Could you transcribe every record below exactly as written, leaving out any pictures?

## START Information given

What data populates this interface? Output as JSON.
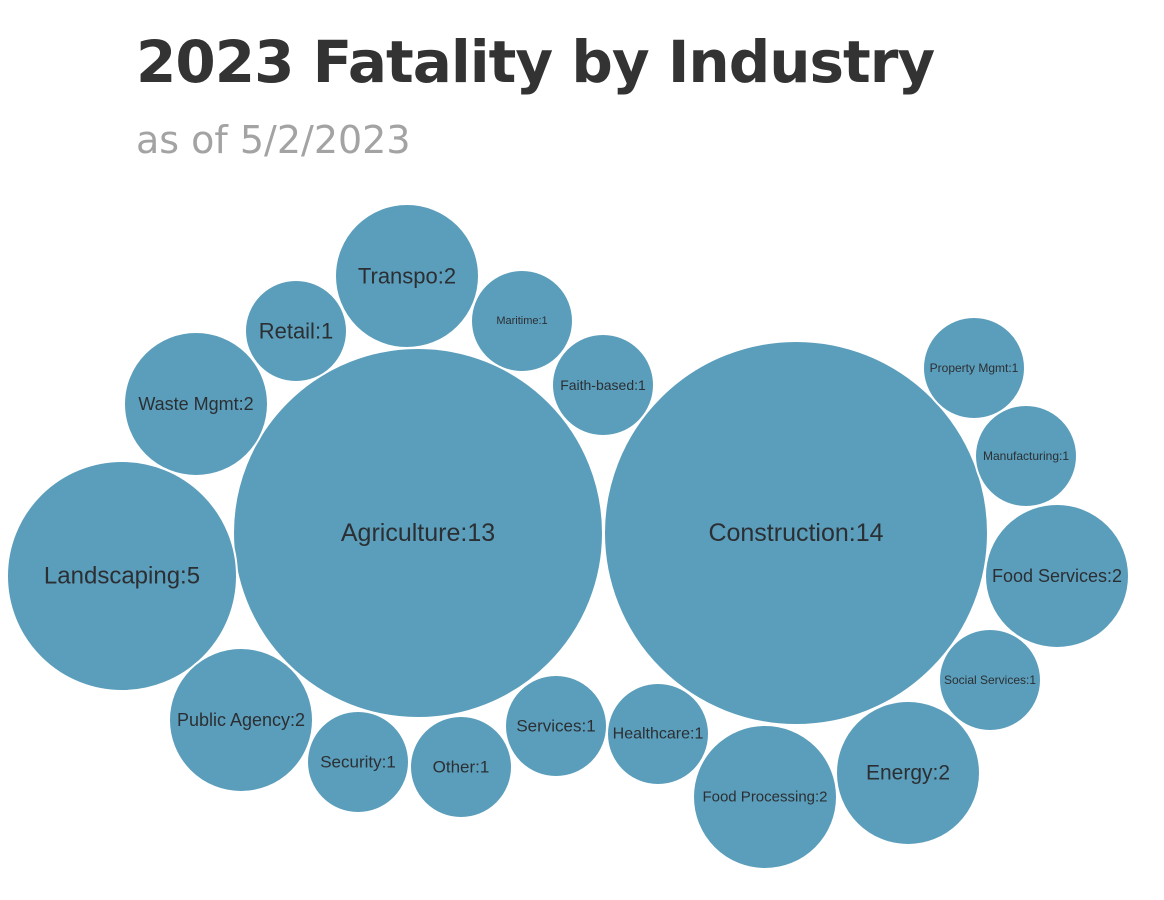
{
  "header": {
    "title": "2023 Fatality by Industry",
    "subtitle": "as of 5/2/2023"
  },
  "colors": {
    "bubble": "#5b9ebb",
    "label": "#2b2f33"
  },
  "chart_data": {
    "type": "bubble",
    "title": "2023 Fatality by Industry",
    "subtitle": "as of 5/2/2023",
    "unit": "fatalities",
    "items": [
      {
        "label": "Construction:14",
        "industry": "Construction",
        "value": 14
      },
      {
        "label": "Agriculture:13",
        "industry": "Agriculture",
        "value": 13
      },
      {
        "label": "Landscaping:5",
        "industry": "Landscaping",
        "value": 5
      },
      {
        "label": "Waste Mgmt:2",
        "industry": "Waste Mgmt",
        "value": 2
      },
      {
        "label": "Transpo:2",
        "industry": "Transpo",
        "value": 2
      },
      {
        "label": "Public Agency:2",
        "industry": "Public Agency",
        "value": 2
      },
      {
        "label": "Food Services:2",
        "industry": "Food Services",
        "value": 2
      },
      {
        "label": "Energy:2",
        "industry": "Energy",
        "value": 2
      },
      {
        "label": "Food Processing:2",
        "industry": "Food Processing",
        "value": 2
      },
      {
        "label": "Retail:1",
        "industry": "Retail",
        "value": 1
      },
      {
        "label": "Maritime:1",
        "industry": "Maritime",
        "value": 1
      },
      {
        "label": "Faith-based:1",
        "industry": "Faith-based",
        "value": 1
      },
      {
        "label": "Property Mgmt:1",
        "industry": "Property Mgmt",
        "value": 1
      },
      {
        "label": "Manufacturing:1",
        "industry": "Manufacturing",
        "value": 1
      },
      {
        "label": "Social Services:1",
        "industry": "Social Services",
        "value": 1
      },
      {
        "label": "Security:1",
        "industry": "Security",
        "value": 1
      },
      {
        "label": "Other:1",
        "industry": "Other",
        "value": 1
      },
      {
        "label": "Services:1",
        "industry": "Services",
        "value": 1
      },
      {
        "label": "Healthcare:1",
        "industry": "Healthcare",
        "value": 1
      }
    ]
  }
}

## END Information given

Result of the exercise:
What data populates this interface? Output as JSON.
{
  "header": {
    "title": "2023 Fatality by Industry",
    "subtitle": "as of 5/2/2023"
  },
  "colors": {
    "bubble": "#5b9ebb",
    "label": "#2b2f33"
  },
  "chart_data": {
    "type": "bubble",
    "title": "2023 Fatality by Industry",
    "subtitle": "as of 5/2/2023",
    "unit": "fatalities",
    "items": [
      {
        "label": "Construction:14",
        "industry": "Construction",
        "value": 14
      },
      {
        "label": "Agriculture:13",
        "industry": "Agriculture",
        "value": 13
      },
      {
        "label": "Landscaping:5",
        "industry": "Landscaping",
        "value": 5
      },
      {
        "label": "Waste Mgmt:2",
        "industry": "Waste Mgmt",
        "value": 2
      },
      {
        "label": "Transpo:2",
        "industry": "Transpo",
        "value": 2
      },
      {
        "label": "Public Agency:2",
        "industry": "Public Agency",
        "value": 2
      },
      {
        "label": "Food Services:2",
        "industry": "Food Services",
        "value": 2
      },
      {
        "label": "Energy:2",
        "industry": "Energy",
        "value": 2
      },
      {
        "label": "Food Processing:2",
        "industry": "Food Processing",
        "value": 2
      },
      {
        "label": "Retail:1",
        "industry": "Retail",
        "value": 1
      },
      {
        "label": "Maritime:1",
        "industry": "Maritime",
        "value": 1
      },
      {
        "label": "Faith-based:1",
        "industry": "Faith-based",
        "value": 1
      },
      {
        "label": "Property Mgmt:1",
        "industry": "Property Mgmt",
        "value": 1
      },
      {
        "label": "Manufacturing:1",
        "industry": "Manufacturing",
        "value": 1
      },
      {
        "label": "Social Services:1",
        "industry": "Social Services",
        "value": 1
      },
      {
        "label": "Security:1",
        "industry": "Security",
        "value": 1
      },
      {
        "label": "Other:1",
        "industry": "Other",
        "value": 1
      },
      {
        "label": "Services:1",
        "industry": "Services",
        "value": 1
      },
      {
        "label": "Healthcare:1",
        "industry": "Healthcare",
        "value": 1
      }
    ]
  }
}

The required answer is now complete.